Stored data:
▼

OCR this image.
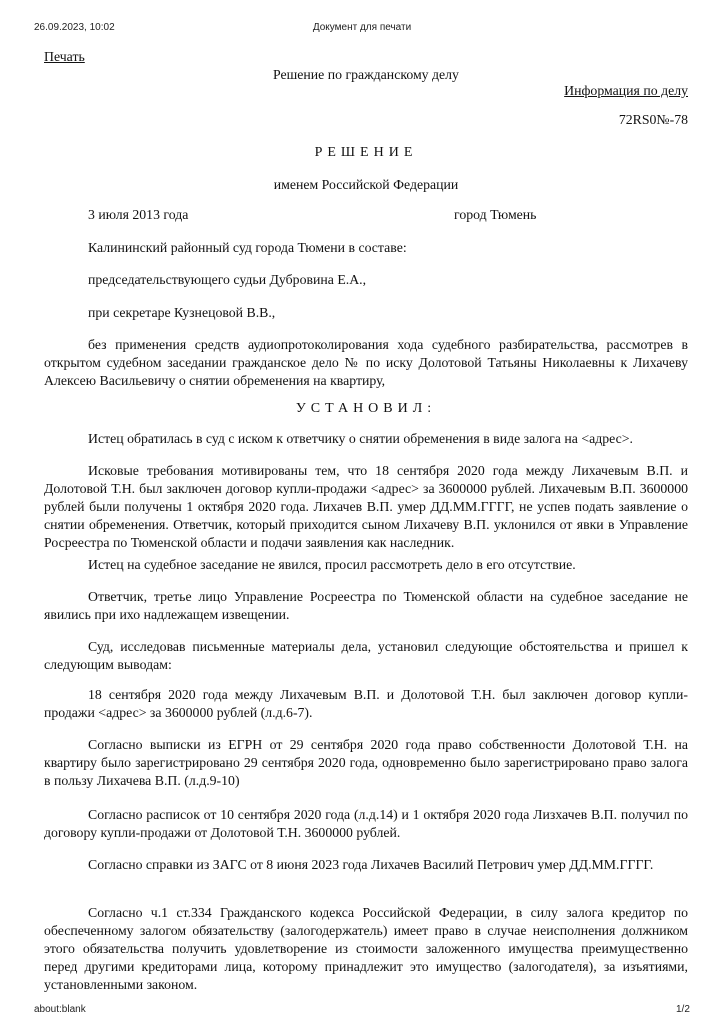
26.09.2023, 10:02	Документ для печати
about:blank	1/2
Печать
Решение по гражданскому делу
Информация по делу
72RS0№-78
РЕШЕНИЕ
именем Российской Федерации
3 июля 2013 года	город Тюмень
Калининский районный суд города Тюмени в составе:
председательствующего судьи Дубровина Е.А.,
при секретаре Кузнецовой В.В.,
без применения средств аудиопротоколирования хода судебного разбирательства, рассмотрев в открытом судебном заседании гражданское дело № по иску Долотовой Татьяны Николаевны к Лихачеву Алексею Васильевичу о снятии обременения на квартиру,
УСТАНОВИЛ:
Истец обратилась в суд с иском к ответчику о снятии обременения в виде залога на <адрес>.
Исковые требования мотивированы тем, что 18 сентября 2020 года между Лихачевым В.П. и Долотовой Т.Н. был заключен договор купли-продажи <адрес> за 3600000 рублей. Лихачевым В.П. 3600000 рублей были получены 1 октября 2020 года. Лихачев В.П. умер ДД.ММ.ГГГГ, не успев подать заявление о снятии обременения. Ответчик, который приходится сыном Лихачеву В.П. уклонился от явки в Управление Росреестра по Тюменской области и подачи заявления как наследник.
Истец на судебное заседание не явился, просил рассмотреть дело в его отсутствие.
Ответчик, третье лицо Управление Росреестра по Тюменской области на судебное заседание не явились при ихо надлежащем извещении.
Суд, исследовав письменные материалы дела, установил следующие обстоятельства и пришел к следующим выводам:
18 сентября 2020 года между Лихачевым В.П. и Долотовой Т.Н. был заключен договор купли-продажи <адрес> за 3600000 рублей (л.д.6-7).
Согласно выписки из ЕГРН от 29 сентября 2020 года право собственности Долотовой Т.Н. на квартиру было зарегистрировано 29 сентября 2020 года, одновременно было зарегистрировано право залога в пользу Лихачева В.П. (л.д.9-10)
Согласно расписок от 10 сентября 2020 года (л.д.14) и 1 октября 2020 года Лизхачев В.П. получил по договору купли-продажи от Долотовой Т.Н. 3600000 рублей.
Согласно справки из ЗАГС от 8 июня 2023 года Лихачев Василий Петрович умер ДД.ММ.ГГГГ.
Согласно ч.1 ст.334 Гражданского кодекса Российской Федерации, в силу залога кредитор по обеспеченному залогом обязательству (залогодержатель) имеет право в случае неисполнения должником этого обязательства получить удовлетворение из стоимости заложенного имущества преимущественно перед другими кредиторами лица, которому принадлежит это имущество (залогодателя), за изъятиями, установленными законом.
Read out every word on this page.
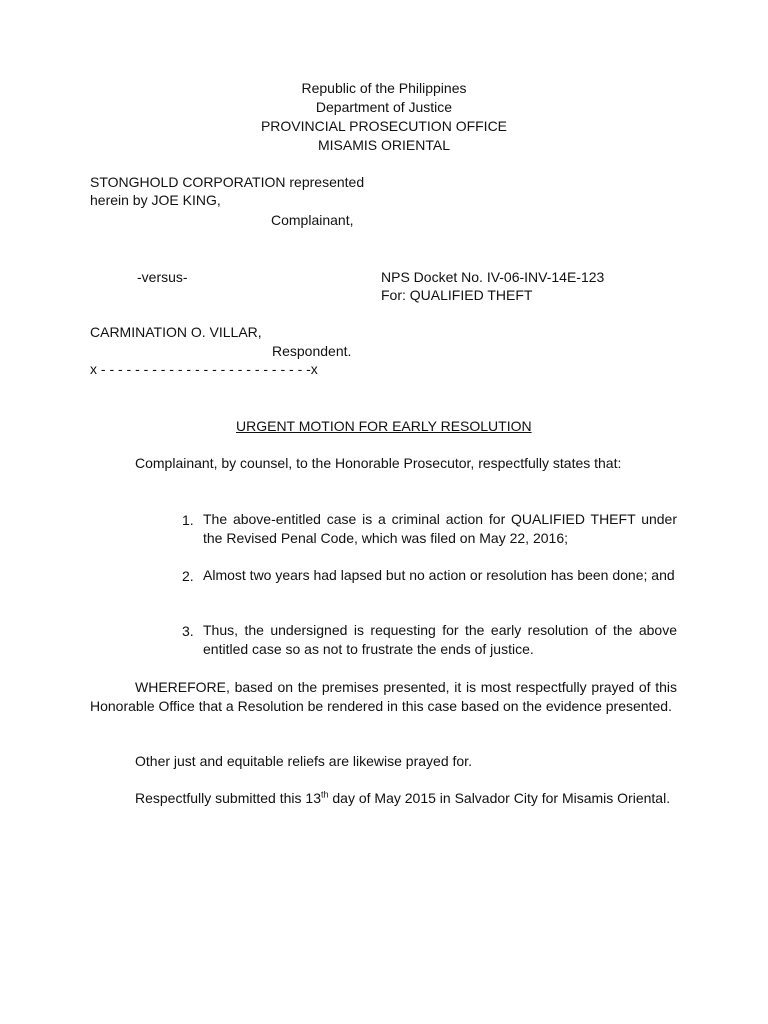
Republic of the Philippines
Department of Justice
PROVINCIAL PROSECUTION OFFICE
MISAMIS ORIENTAL
STONGHOLD CORPORATION represented
herein by JOE KING,
Complainant,
-versus-	NPS Docket No. IV-06-INV-14E-123
For: QUALIFIED THEFT
CARMINATION O. VILLAR,
Respondent.
x - - - - - - - - - - - - - - - - - - - - - - - - -x
URGENT MOTION FOR EARLY RESOLUTION
Complainant, by counsel, to the Honorable Prosecutor, respectfully states that:
1. The above-entitled case is a criminal action for QUALIFIED THEFT under the Revised Penal Code, which was filed on May 22, 2016;
2. Almost two years had lapsed but no action or resolution has been done; and
3. Thus, the undersigned is requesting for the early resolution of the above entitled case so as not to frustrate the ends of justice.
WHEREFORE, based on the premises presented, it is most respectfully prayed of this Honorable Office that a Resolution be rendered in this case based on the evidence presented.
Other just and equitable reliefs are likewise prayed for.
Respectfully submitted this 13th day of May 2015 in Salvador City for Misamis Oriental.
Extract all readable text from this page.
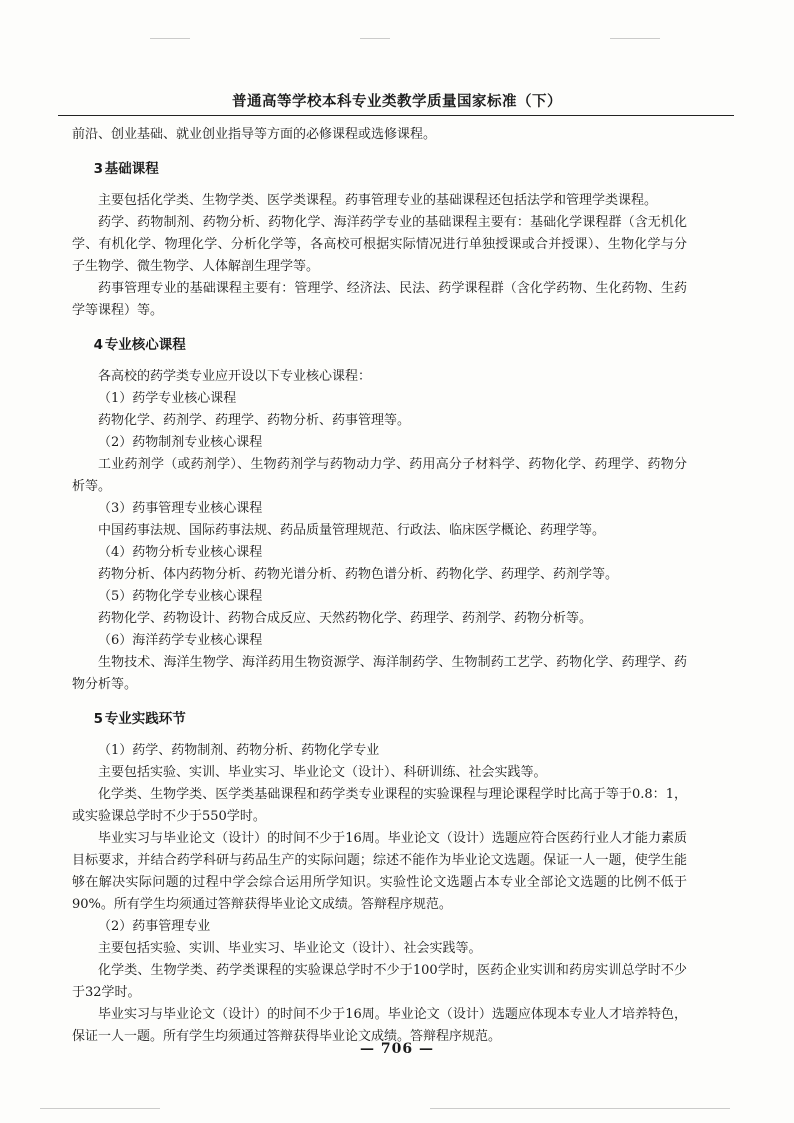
普通高等学校本科专业类教学质量国家标准（下）

前沿、创业基础、就业创业指导等方面的必修课程或选修课程。

3 基础课程

主要包括化学类、生物学类、医学类课程。药事管理专业的基础课程还包括法学和管理学类课程。

药学、药物制剂、药物分析、药物化学、海洋药学专业的基础课程主要有：基础化学课程群（含无机化学、有机化学、物理化学、分析化学等，各高校可根据实际情况进行单独授课或合并授课）、生物化学与分子生物学、微生物学、人体解剖生理学等。

药事管理专业的基础课程主要有：管理学、经济法、民法、药学课程群（含化学药物、生化药物、生药学等课程）等。

4 专业核心课程

各高校的药学类专业应开设以下专业核心课程：

（1）药学专业核心课程

药物化学、药剂学、药理学、药物分析、药事管理等。

（2）药物制剂专业核心课程

工业药剂学（或药剂学）、生物药剂学与药物动力学、药用高分子材料学、药物化学、药理学、药物分析等。

（3）药事管理专业核心课程

中国药事法规、国际药事法规、药品质量管理规范、行政法、临床医学概论、药理学等。

（4）药物分析专业核心课程

药物分析、体内药物分析、药物光谱分析、药物色谱分析、药物化学、药理学、药剂学等。

（5）药物化学专业核心课程

药物化学、药物设计、药物合成反应、天然药物化学、药理学、药剂学、药物分析等。

（6）海洋药学专业核心课程

生物技术、海洋生物学、海洋药用生物资源学、海洋制药学、生物制药工艺学、药物化学、药理学、药物分析等。

5 专业实践环节

（1）药学、药物制剂、药物分析、药物化学专业

主要包括实验、实训、毕业实习、毕业论文（设计）、科研训练、社会实践等。

化学类、生物学类、医学类基础课程和药学类专业课程的实验课程与理论课程学时比高于等于0.8：1，或实验课总学时不少于550学时。

毕业实习与毕业论文（设计）的时间不少于16周。毕业论文（设计）选题应符合医药行业人才能力素质目标要求，并结合药学科研与药品生产的实际问题；综述不能作为毕业论文选题。保证一人一题，使学生能够在解决实际问题的过程中学会综合运用所学知识。实验性论文选题占本专业全部论文选题的比例不低于90%。所有学生均须通过答辩获得毕业论文成绩。答辩程序规范。

（2）药事管理专业

主要包括实验、实训、毕业实习、毕业论文（设计）、社会实践等。

化学类、生物学类、药学类课程的实验课总学时不少于100学时，医药企业实训和药房实训总学时不少于32学时。

毕业实习与毕业论文（设计）的时间不少于16周。毕业论文（设计）选题应体现本专业人才培养特色，保证一人一题。所有学生均须通过答辩获得毕业论文成绩。答辩程序规范。

— 706 —
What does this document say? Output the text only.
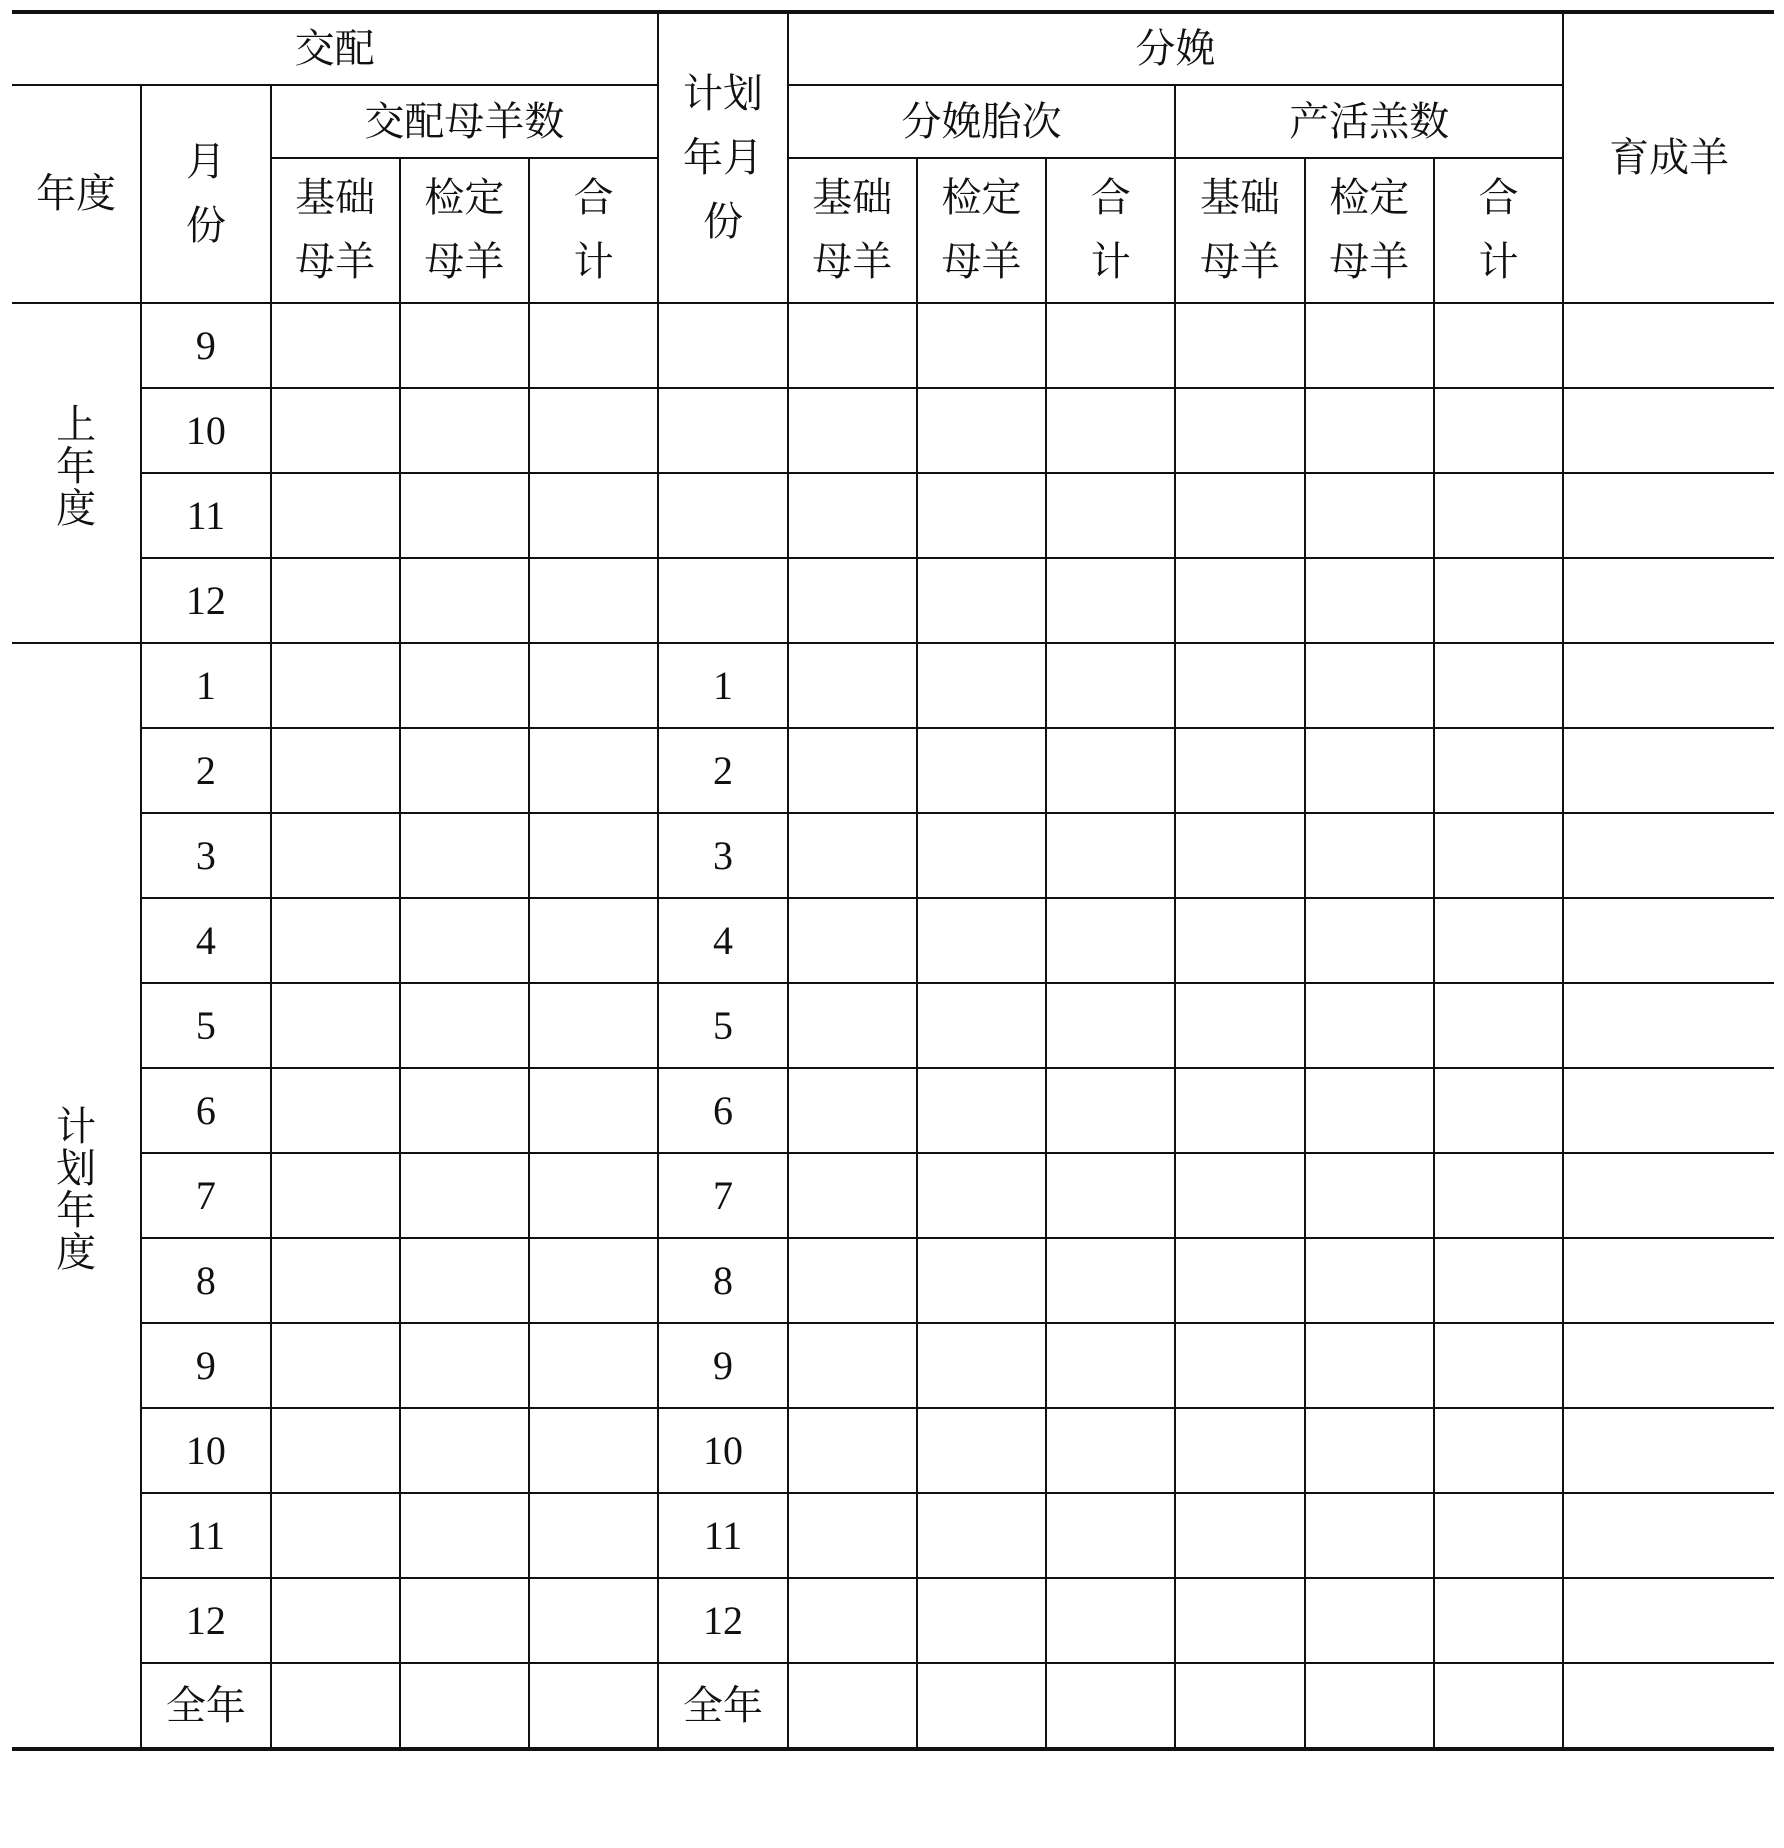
交配					计划年月份	分娩						育成羊
年度	月份	交配母羊数				分娩胎次			产活羔数			
		基础母羊	检定母羊	合计		基础母羊	检定母羊	合计	基础母羊	检定母羊	合计	
上年度	9											
	10											
	11											
	12											
计划年度	1				1							
	2				2							
	3				3							
	4				4							
	5				5							
	6				6							
	7				7							
	8				8							
	9				9							
	10				10							
	11				11							
	12				12							
	全年				全年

▲

● Given task: Look for the word "октября" and return every line where it occurs.

● Correct result:
Исковые требования мотивированы тем, что 18 сентября 2020 года между Лихачевым В.П. и Долотовой Т.Н. был заключен договор купли-продажи <адрес> за 3600000 рублей. Лихачевым В.П. 3600000 рублей были получены 1 октября 2020 года. Лихачев В.П. умер ДД.ММ.ГГГГ, не успев подать заявление о снятии обременения. Ответчик, который приходится сыном Лихачеву В.П. уклонился от явки в Управление Росреестра по Тюменской области и подачи заявления как наследник.
Согласно расписок от 10 сентября 2020 года (л.д.14) и 1 октября 2020 года Лизхачев В.П. получил по договору купли-продажи от Долотовой Т.Н. 3600000 рублей.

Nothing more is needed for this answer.